--- start ---
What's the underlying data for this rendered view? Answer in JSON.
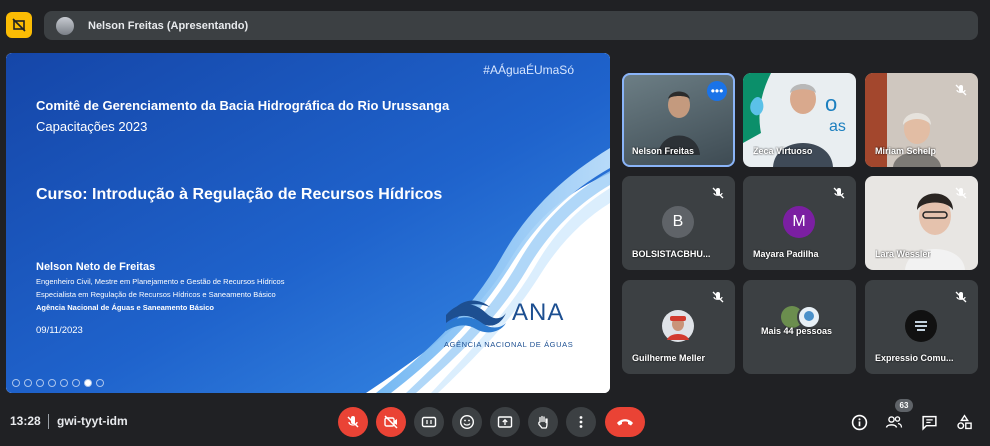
{
  "presenter_bar": {
    "text": "Nelson Freitas (Apresentando)"
  },
  "slide": {
    "hashtag": "#AÁguaÉUmaSó",
    "committee": "Comitê de Gerenciamento da Bacia Hidrográfica do Rio Urussanga",
    "subtitle": "Capacitações 2023",
    "course": "Curso: Introdução à Regulação de Recursos Hídricos",
    "presenter_name": "Nelson Neto de Freitas",
    "presenter_line1": "Engenheiro Civil, Mestre em Planejamento e Gestão de Recursos Hídricos",
    "presenter_line2": "Especialista em Regulação de Recursos Hídricos e Saneamento Básico",
    "presenter_line3": "Agência Nacional de Águas e Saneamento Básico",
    "date": "09/11/2023",
    "logo_name": "ANA",
    "logo_subtitle": "AGÊNCIA NACIONAL DE ÁGUAS"
  },
  "participants": [
    {
      "name": "Nelson Freitas"
    },
    {
      "name": "Zeca Virtuoso"
    },
    {
      "name": "Miriam Schelp"
    },
    {
      "name": "BOLSISTACBHU...",
      "initial": "B",
      "color": "#5f6368"
    },
    {
      "name": "Mayara Padilha",
      "initial": "M",
      "color": "#7b1fa2"
    },
    {
      "name": "Lara Wessler"
    },
    {
      "name": "Guilherme Meller"
    },
    {
      "name": "Mais 44 pessoas"
    },
    {
      "name": "Expressio Comu..."
    }
  ],
  "bottom": {
    "time": "13:28",
    "meeting_code": "gwi-tyyt-idm",
    "participant_count": "63"
  },
  "colors": {
    "background": "#202124",
    "tile": "#3c4043",
    "danger": "#ea4335",
    "accent": "#8ab4f8",
    "shield": "#fbbc04"
  }
}
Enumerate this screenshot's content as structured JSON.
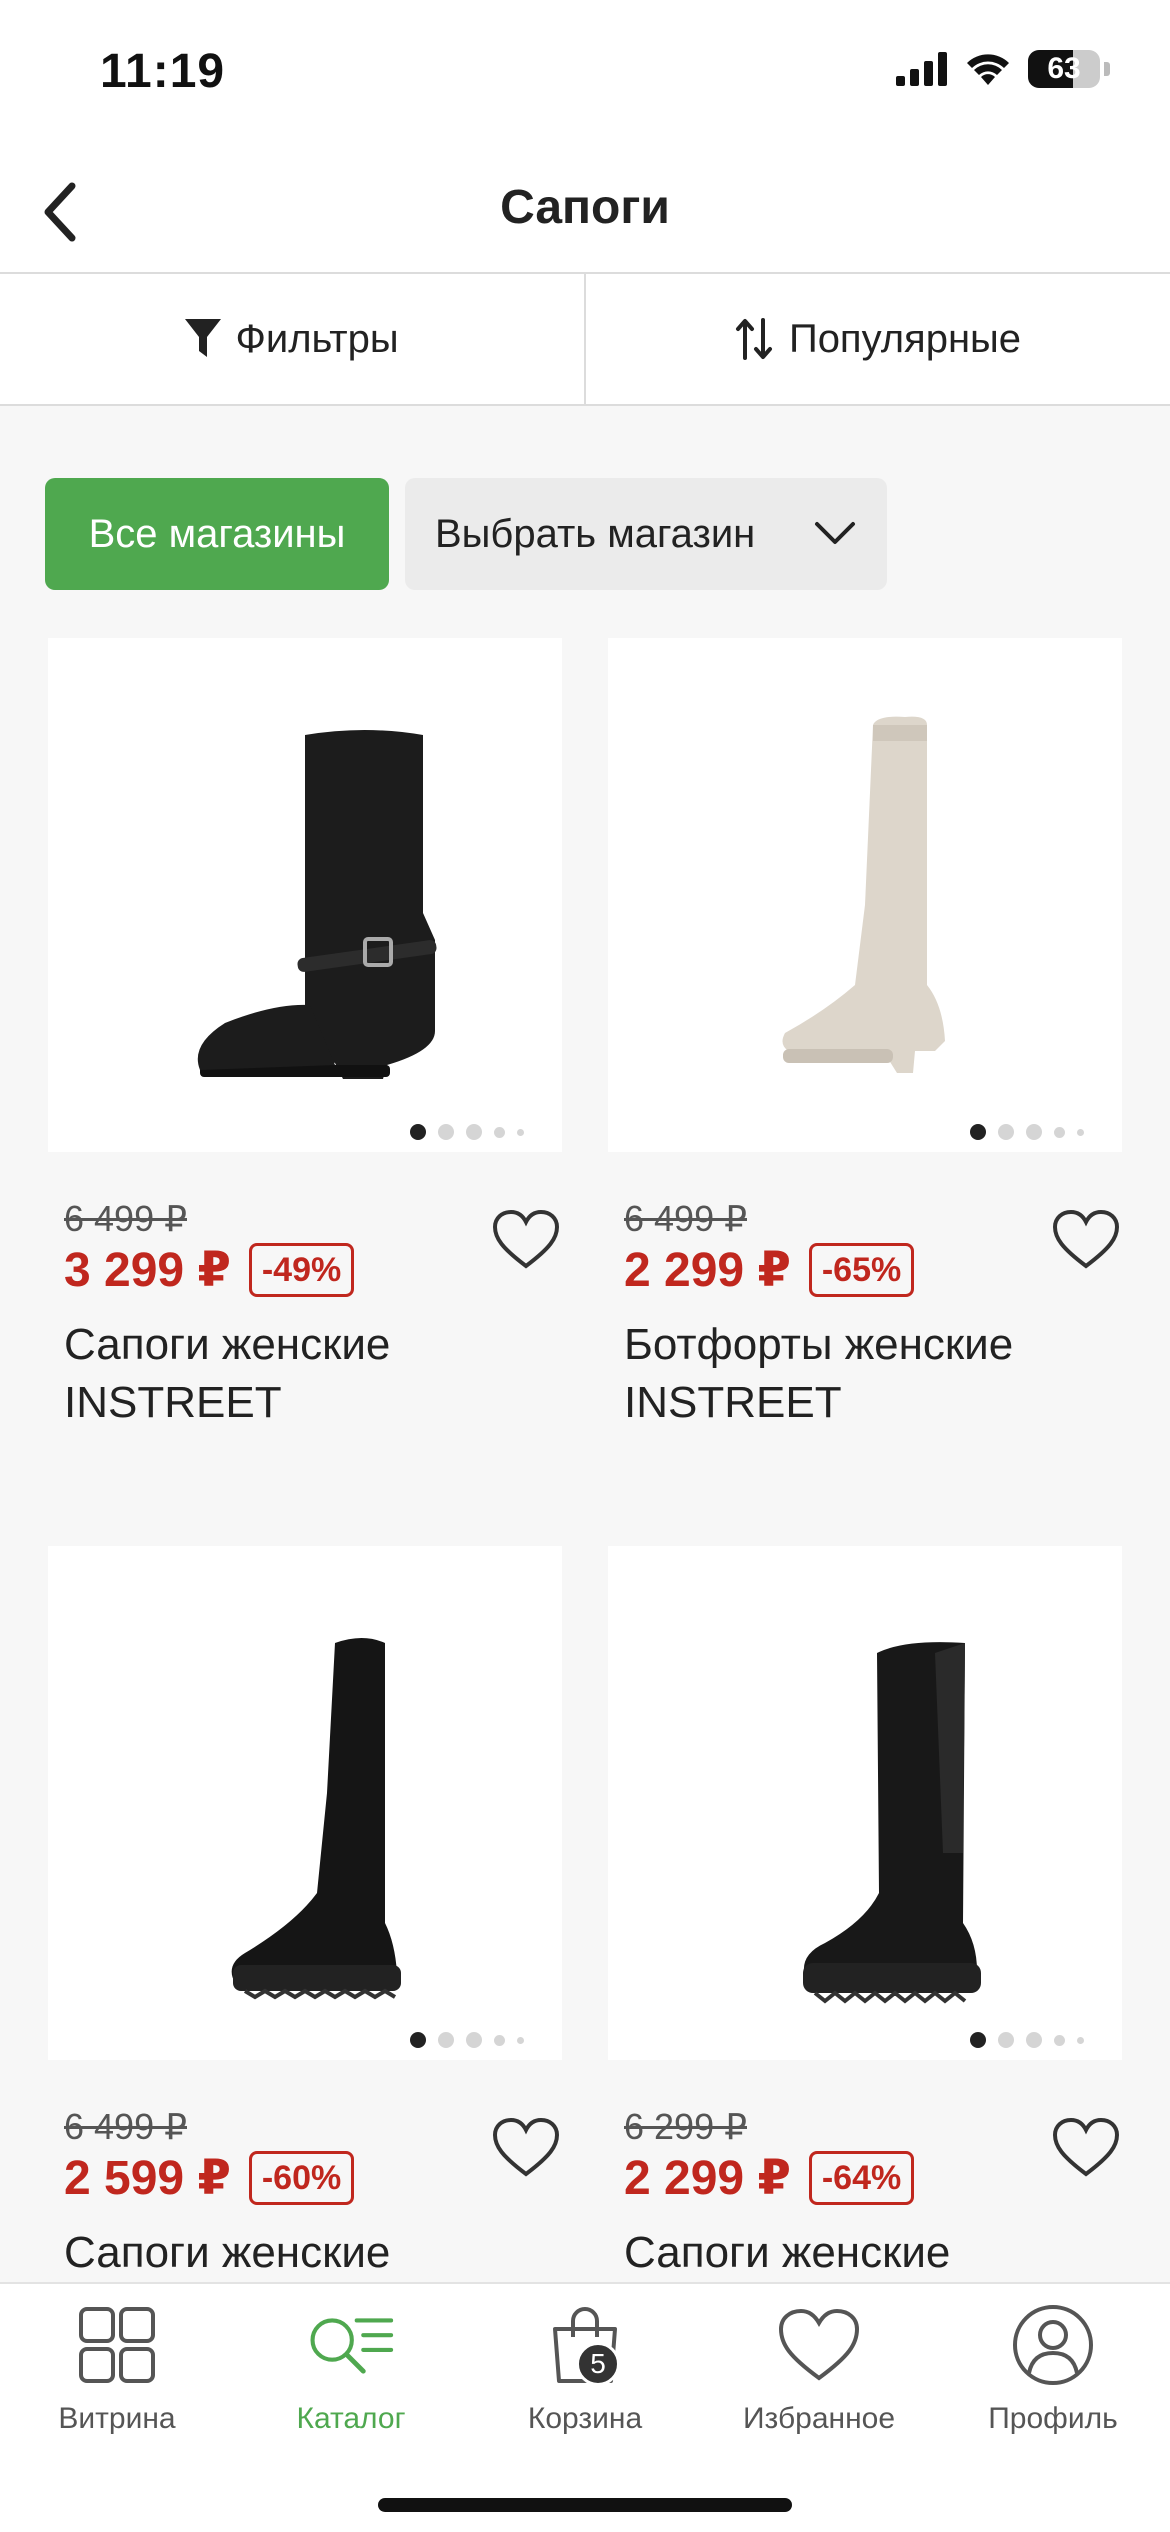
{
  "status_bar": {
    "time": "11:19",
    "battery": "63",
    "battery_level": 0.63
  },
  "header": {
    "title": "Сапоги"
  },
  "toolbar": {
    "filters_label": "Фильтры",
    "sort_label": "Популярные"
  },
  "stores": {
    "all_label": "Все магазины",
    "select_label": "Выбрать магазин"
  },
  "products": [
    {
      "old_price": "6 499 ₽",
      "price": "3 299 ₽",
      "discount": "-49%",
      "title": "Сапоги женские INSTREET",
      "image": "black-leather-boot",
      "boot_color": "#1c1c1c"
    },
    {
      "old_price": "6 499 ₽",
      "price": "2 299 ₽",
      "discount": "-65%",
      "title": "Ботфорты женские INSTREET",
      "image": "beige-over-knee-boot",
      "boot_color": "#ddd6cb"
    },
    {
      "old_price": "6 499 ₽",
      "price": "2 599 ₽",
      "discount": "-60%",
      "title": "Сапоги женские",
      "image": "black-suede-over-knee-boot",
      "boot_color": "#151515"
    },
    {
      "old_price": "6 299 ₽",
      "price": "2 299 ₽",
      "discount": "-64%",
      "title": "Сапоги женские",
      "image": "black-chunky-boot",
      "boot_color": "#181818"
    }
  ],
  "nav": [
    {
      "label": "Витрина",
      "icon": "grid-icon"
    },
    {
      "label": "Каталог",
      "icon": "catalog-search-icon"
    },
    {
      "label": "Корзина",
      "icon": "bag-icon",
      "badge": "5"
    },
    {
      "label": "Избранное",
      "icon": "heart-icon"
    },
    {
      "label": "Профиль",
      "icon": "profile-icon"
    }
  ],
  "colors": {
    "accent": "#4fa84f",
    "price_red": "#c0271e"
  }
}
--- end ---
**Given problem**: Find how many lines include the string "Hídricos" and report that number alone.

**Finished answer**: 3